**ASSIGNMENT**
Check the entries below and say how many lines include the word "three". No other text is wanted.

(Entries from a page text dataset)
┌──

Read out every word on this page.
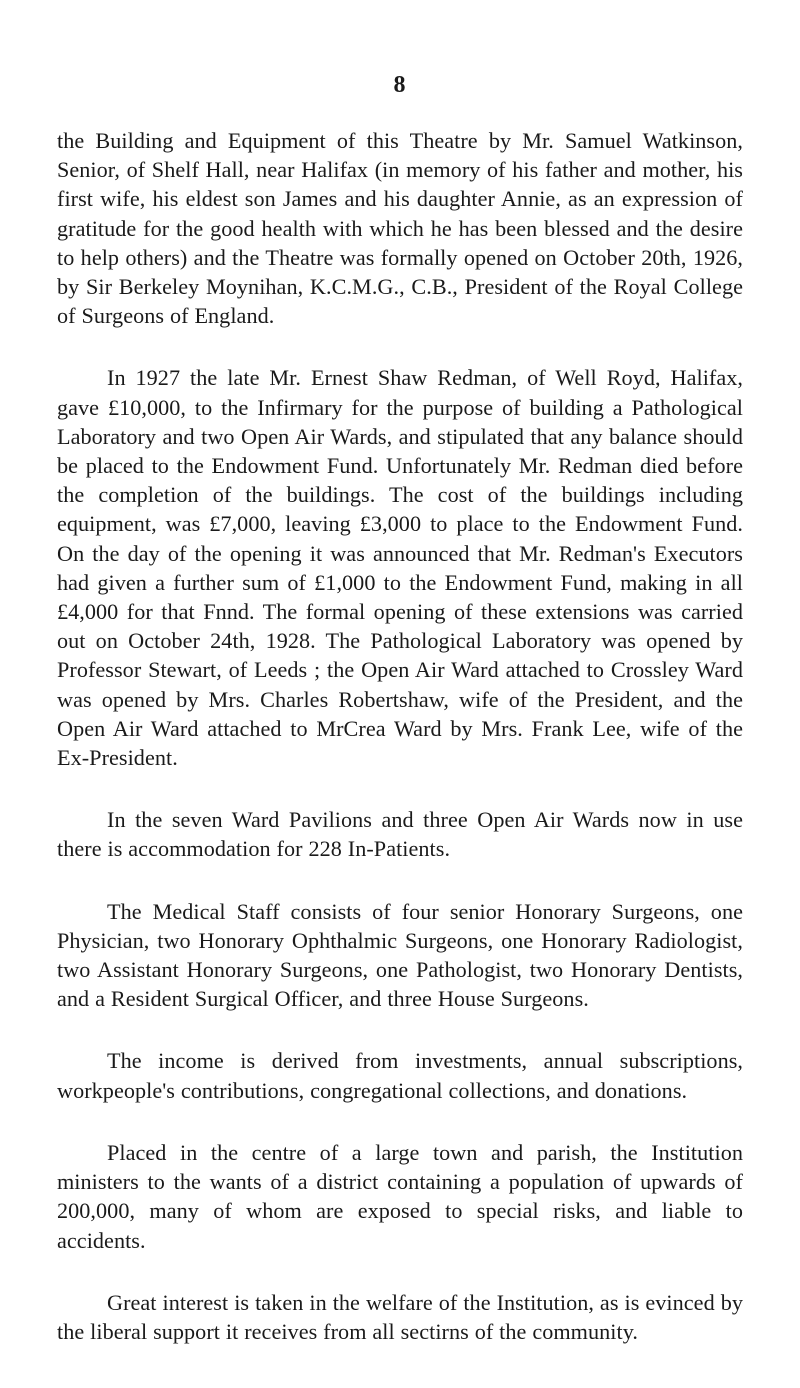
8

the Building and Equipment of this Theatre by Mr. Samuel Watkinson, Senior, of Shelf Hall, near Halifax (in memory of his father and mother, his first wife, his eldest son James and his daughter Annie, as an expression of gratitude for the good health with which he has been blessed and the desire to help others) and the Theatre was formally opened on October 20th, 1926, by Sir Berkeley Moynihan, K.C.M.G., C.B., President of the Royal College of Surgeons of England.

In 1927 the late Mr. Ernest Shaw Redman, of Well Royd, Halifax, gave £10,000, to the Infirmary for the purpose of building a Pathological Laboratory and two Open Air Wards, and stipulated that any balance should be placed to the Endowment Fund. Unfortunately Mr. Redman died before the completion of the buildings. The cost of the buildings including equipment, was £7,000, leaving £3,000 to place to the Endowment Fund. On the day of the opening it was announced that Mr. Redman's Executors had given a further sum of £1,000 to the Endowment Fund, making in all £4,000 for that Fnnd. The formal opening of these extensions was carried out on October 24th, 1928. The Pathological Laboratory was opened by Professor Stewart, of Leeds ; the Open Air Ward attached to Crossley Ward was opened by Mrs. Charles Robertshaw, wife of the President, and the Open Air Ward attached to MrCrea Ward by Mrs. Frank Lee, wife of the Ex-President.

In the seven Ward Pavilions and three Open Air Wards now in use there is accommodation for 228 In-Patients.

The Medical Staff consists of four senior Honorary Surgeons, one Physician, two Honorary Ophthalmic Surgeons, one Honorary Radiologist, two Assistant Honorary Surgeons, one Pathologist, two Honorary Dentists, and a Resident Surgical Officer, and three House Surgeons.

The income is derived from investments, annual subscriptions, workpeople's contributions, congregational collections, and donations.

Placed in the centre of a large town and parish, the Institution ministers to the wants of a district containing a population of upwards of 200,000, many of whom are exposed to special risks, and liable to accidents.

Great interest is taken in the welfare of the Institution, as is evinced by the liberal support it receives from all sectirns of the community.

└──

**TASK RESULT**
2